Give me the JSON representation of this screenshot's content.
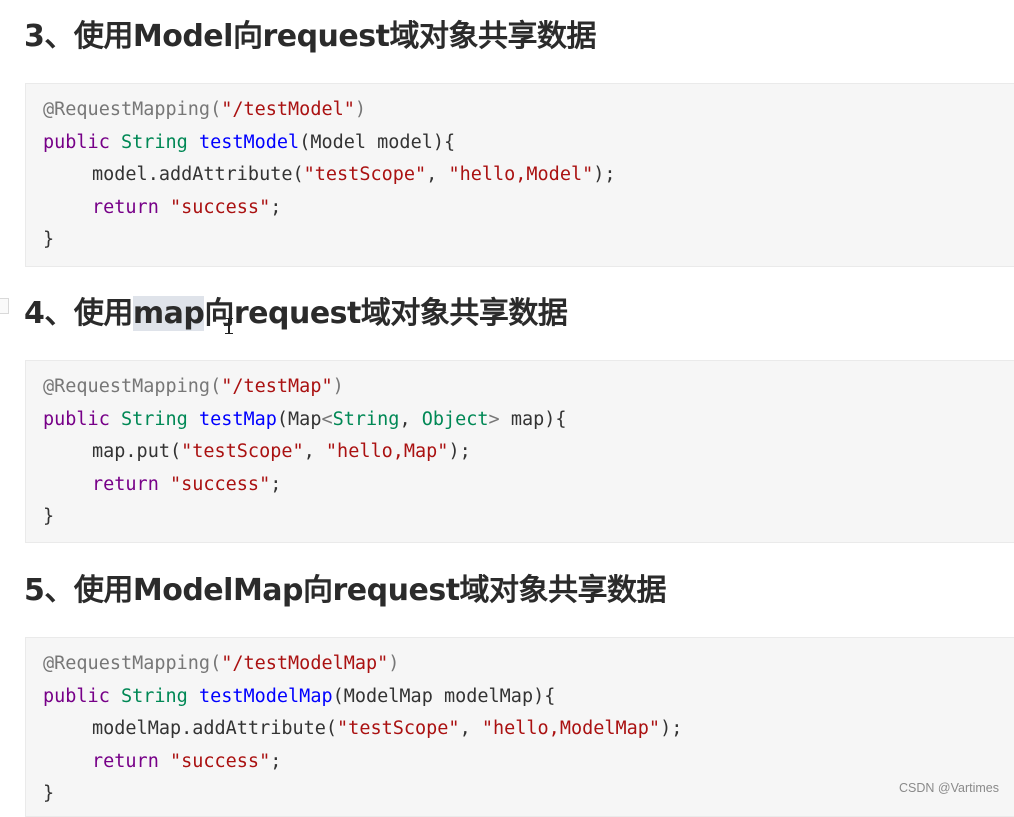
{
  "sections": [
    {
      "heading": "3、使用Model向request域对象共享数据",
      "code": [
        {
          "indent": false,
          "tokens": [
            {
              "c": "ann",
              "t": "@RequestMapping("
            },
            {
              "c": "str",
              "t": "\"/testModel\""
            },
            {
              "c": "ann",
              "t": ")"
            }
          ]
        },
        {
          "indent": false,
          "tokens": [
            {
              "c": "kw",
              "t": "public"
            },
            {
              "c": "pl",
              "t": " "
            },
            {
              "c": "ty",
              "t": "String"
            },
            {
              "c": "pl",
              "t": " "
            },
            {
              "c": "fn",
              "t": "testModel"
            },
            {
              "c": "pl",
              "t": "(Model model){"
            }
          ]
        },
        {
          "indent": true,
          "tokens": [
            {
              "c": "pl",
              "t": "model.addAttribute("
            },
            {
              "c": "str",
              "t": "\"testScope\""
            },
            {
              "c": "pl",
              "t": ", "
            },
            {
              "c": "str",
              "t": "\"hello,Model\""
            },
            {
              "c": "pl",
              "t": ");"
            }
          ]
        },
        {
          "indent": true,
          "tokens": [
            {
              "c": "kw",
              "t": "return"
            },
            {
              "c": "pl",
              "t": " "
            },
            {
              "c": "str",
              "t": "\"success\""
            },
            {
              "c": "pl",
              "t": ";"
            }
          ]
        },
        {
          "indent": false,
          "tokens": [
            {
              "c": "pl",
              "t": "}"
            }
          ]
        }
      ]
    },
    {
      "heading_before": "4、使用",
      "heading_selected": "map",
      "heading_after": "向request域对象共享数据",
      "code": [
        {
          "indent": false,
          "tokens": [
            {
              "c": "ann",
              "t": "@RequestMapping("
            },
            {
              "c": "str",
              "t": "\"/testMap\""
            },
            {
              "c": "ann",
              "t": ")"
            }
          ]
        },
        {
          "indent": false,
          "tokens": [
            {
              "c": "kw",
              "t": "public"
            },
            {
              "c": "pl",
              "t": " "
            },
            {
              "c": "ty",
              "t": "String"
            },
            {
              "c": "pl",
              "t": " "
            },
            {
              "c": "fn",
              "t": "testMap"
            },
            {
              "c": "pl",
              "t": "(Map"
            },
            {
              "c": "ann",
              "t": "<"
            },
            {
              "c": "ty",
              "t": "String"
            },
            {
              "c": "pl",
              "t": ", "
            },
            {
              "c": "ty",
              "t": "Object"
            },
            {
              "c": "ann",
              "t": ">"
            },
            {
              "c": "pl",
              "t": " map){"
            }
          ]
        },
        {
          "indent": true,
          "tokens": [
            {
              "c": "pl",
              "t": "map.put("
            },
            {
              "c": "str",
              "t": "\"testScope\""
            },
            {
              "c": "pl",
              "t": ", "
            },
            {
              "c": "str",
              "t": "\"hello,Map\""
            },
            {
              "c": "pl",
              "t": ");"
            }
          ]
        },
        {
          "indent": true,
          "tokens": [
            {
              "c": "kw",
              "t": "return"
            },
            {
              "c": "pl",
              "t": " "
            },
            {
              "c": "str",
              "t": "\"success\""
            },
            {
              "c": "pl",
              "t": ";"
            }
          ]
        },
        {
          "indent": false,
          "tokens": [
            {
              "c": "pl",
              "t": "}"
            }
          ]
        }
      ]
    },
    {
      "heading": "5、使用ModelMap向request域对象共享数据",
      "code": [
        {
          "indent": false,
          "tokens": [
            {
              "c": "ann",
              "t": "@RequestMapping("
            },
            {
              "c": "str",
              "t": "\"/testModelMap\""
            },
            {
              "c": "ann",
              "t": ")"
            }
          ]
        },
        {
          "indent": false,
          "tokens": [
            {
              "c": "kw",
              "t": "public"
            },
            {
              "c": "pl",
              "t": " "
            },
            {
              "c": "ty",
              "t": "String"
            },
            {
              "c": "pl",
              "t": " "
            },
            {
              "c": "fn",
              "t": "testModelMap"
            },
            {
              "c": "pl",
              "t": "(ModelMap modelMap){"
            }
          ]
        },
        {
          "indent": true,
          "tokens": [
            {
              "c": "pl",
              "t": "modelMap.addAttribute("
            },
            {
              "c": "str",
              "t": "\"testScope\""
            },
            {
              "c": "pl",
              "t": ", "
            },
            {
              "c": "str",
              "t": "\"hello,ModelMap\""
            },
            {
              "c": "pl",
              "t": ");"
            }
          ]
        },
        {
          "indent": true,
          "tokens": [
            {
              "c": "kw",
              "t": "return"
            },
            {
              "c": "pl",
              "t": " "
            },
            {
              "c": "str",
              "t": "\"success\""
            },
            {
              "c": "pl",
              "t": ";"
            }
          ]
        },
        {
          "indent": false,
          "tokens": [
            {
              "c": "pl",
              "t": "}"
            }
          ]
        }
      ]
    }
  ],
  "watermark": "CSDN @Vartimes",
  "colors": {
    "annotation": "#777777",
    "keyword": "#770088",
    "type": "#008855",
    "function": "#0000ff",
    "string": "#aa1111",
    "code_background": "#f6f6f6",
    "selection": "#dfe3ea"
  },
  "icons": {
    "text_cursor": "ibeam-cursor-icon",
    "gutter": "gutter-marker-icon"
  }
}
·····
== REQUEST ==
Print all of the entries word for word. Skip any images they contain.

== REPLY ==
Give me the JSON representation of this screenshot's content.
{
  "sections": [
    {
      "heading": "3、使用Model向request域对象共享数据",
      "code": [
        {
          "indent": false,
          "tokens": [
            {
              "c": "ann",
              "t": "@RequestMapping("
            },
            {
              "c": "str",
              "t": "\"/testModel\""
            },
            {
              "c": "ann",
              "t": ")"
            }
          ]
        },
        {
          "indent": false,
          "tokens": [
            {
              "c": "kw",
              "t": "public"
            },
            {
              "c": "pl",
              "t": " "
            },
            {
              "c": "ty",
              "t": "String"
            },
            {
              "c": "pl",
              "t": " "
            },
            {
              "c": "fn",
              "t": "testModel"
            },
            {
              "c": "pl",
              "t": "(Model model){"
            }
          ]
        },
        {
          "indent": true,
          "tokens": [
            {
              "c": "pl",
              "t": "model.addAttribute("
            },
            {
              "c": "str",
              "t": "\"testScope\""
            },
            {
              "c": "pl",
              "t": ", "
            },
            {
              "c": "str",
              "t": "\"hello,Model\""
            },
            {
              "c": "pl",
              "t": ");"
            }
          ]
        },
        {
          "indent": true,
          "tokens": [
            {
              "c": "kw",
              "t": "return"
            },
            {
              "c": "pl",
              "t": " "
            },
            {
              "c": "str",
              "t": "\"success\""
            },
            {
              "c": "pl",
              "t": ";"
            }
          ]
        },
        {
          "indent": false,
          "tokens": [
            {
              "c": "pl",
              "t": "}"
            }
          ]
        }
      ]
    },
    {
      "heading_before": "4、使用",
      "heading_selected": "map",
      "heading_after": "向request域对象共享数据",
      "code": [
        {
          "indent": false,
          "tokens": [
            {
              "c": "ann",
              "t": "@RequestMapping("
            },
            {
              "c": "str",
              "t": "\"/testMap\""
            },
            {
              "c": "ann",
              "t": ")"
            }
          ]
        },
        {
          "indent": false,
          "tokens": [
            {
              "c": "kw",
              "t": "public"
            },
            {
              "c": "pl",
              "t": " "
            },
            {
              "c": "ty",
              "t": "String"
            },
            {
              "c": "pl",
              "t": " "
            },
            {
              "c": "fn",
              "t": "testMap"
            },
            {
              "c": "pl",
              "t": "(Map"
            },
            {
              "c": "ann",
              "t": "<"
            },
            {
              "c": "ty",
              "t": "String"
            },
            {
              "c": "pl",
              "t": ", "
            },
            {
              "c": "ty",
              "t": "Object"
            },
            {
              "c": "ann",
              "t": ">"
            },
            {
              "c": "pl",
              "t": " map){"
            }
          ]
        },
        {
          "indent": true,
          "tokens": [
            {
              "c": "pl",
              "t": "map.put("
            },
            {
              "c": "str",
              "t": "\"testScope\""
            },
            {
              "c": "pl",
              "t": ", "
            },
            {
              "c": "str",
              "t": "\"hello,Map\""
            },
            {
              "c": "pl",
              "t": ");"
            }
          ]
        },
        {
          "indent": true,
          "tokens": [
            {
              "c": "kw",
              "t": "return"
            },
            {
              "c": "pl",
              "t": " "
            },
            {
              "c": "str",
              "t": "\"success\""
            },
            {
              "c": "pl",
              "t": ";"
            }
          ]
        },
        {
          "indent": false,
          "tokens": [
            {
              "c": "pl",
              "t": "}"
            }
          ]
        }
      ]
    },
    {
      "heading": "5、使用ModelMap向request域对象共享数据",
      "code": [
        {
          "indent": false,
          "tokens": [
            {
              "c": "ann",
              "t": "@RequestMapping("
            },
            {
              "c": "str",
              "t": "\"/testModelMap\""
            },
            {
              "c": "ann",
              "t": ")"
            }
          ]
        },
        {
          "indent": false,
          "tokens": [
            {
              "c": "kw",
              "t": "public"
            },
            {
              "c": "pl",
              "t": " "
            },
            {
              "c": "ty",
              "t": "String"
            },
            {
              "c": "pl",
              "t": " "
            },
            {
              "c": "fn",
              "t": "testModelMap"
            },
            {
              "c": "pl",
              "t": "(ModelMap modelMap){"
            }
          ]
        },
        {
          "indent": true,
          "tokens": [
            {
              "c": "pl",
              "t": "modelMap.addAttribute("
            },
            {
              "c": "str",
              "t": "\"testScope\""
            },
            {
              "c": "pl",
              "t": ", "
            },
            {
              "c": "str",
              "t": "\"hello,ModelMap\""
            },
            {
              "c": "pl",
              "t": ");"
            }
          ]
        },
        {
          "indent": true,
          "tokens": [
            {
              "c": "kw",
              "t": "return"
            },
            {
              "c": "pl",
              "t": " "
            },
            {
              "c": "str",
              "t": "\"success\""
            },
            {
              "c": "pl",
              "t": ";"
            }
          ]
        },
        {
          "indent": false,
          "tokens": [
            {
              "c": "pl",
              "t": "}"
            }
          ]
        }
      ]
    }
  ],
  "watermark": "CSDN @Vartimes",
  "colors": {
    "annotation": "#777777",
    "keyword": "#770088",
    "type": "#008855",
    "function": "#0000ff",
    "string": "#aa1111",
    "code_background": "#f6f6f6",
    "selection": "#dfe3ea"
  },
  "icons": {
    "text_cursor": "ibeam-cursor-icon",
    "gutter": "gutter-marker-icon"
  }
}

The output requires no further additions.